> [Dataset records]:
+++
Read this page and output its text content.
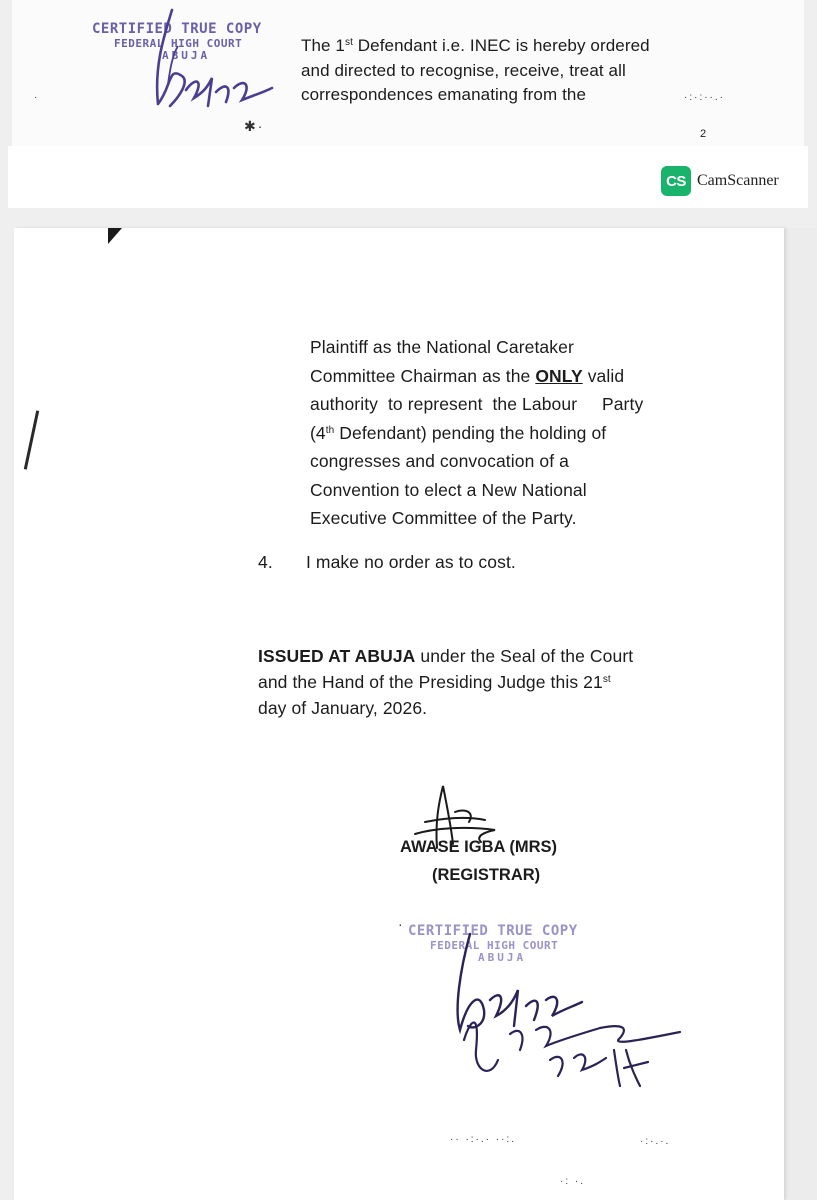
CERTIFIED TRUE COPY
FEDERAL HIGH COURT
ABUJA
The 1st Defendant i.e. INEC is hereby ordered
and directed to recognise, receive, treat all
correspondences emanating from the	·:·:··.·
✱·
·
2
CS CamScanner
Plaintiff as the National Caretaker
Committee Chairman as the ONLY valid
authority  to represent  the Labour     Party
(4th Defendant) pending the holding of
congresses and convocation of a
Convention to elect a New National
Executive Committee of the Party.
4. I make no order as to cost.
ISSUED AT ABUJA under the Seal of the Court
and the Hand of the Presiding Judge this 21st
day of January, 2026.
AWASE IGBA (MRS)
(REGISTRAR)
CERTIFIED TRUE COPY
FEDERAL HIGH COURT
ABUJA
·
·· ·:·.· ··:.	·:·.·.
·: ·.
+++
> [Task details]:
Write out every line of the listing that holds the word "Defendant".

> [Task solution]:
The 1st Defendant i.e. INEC is hereby ordered
(4th Defendant) pending the holding of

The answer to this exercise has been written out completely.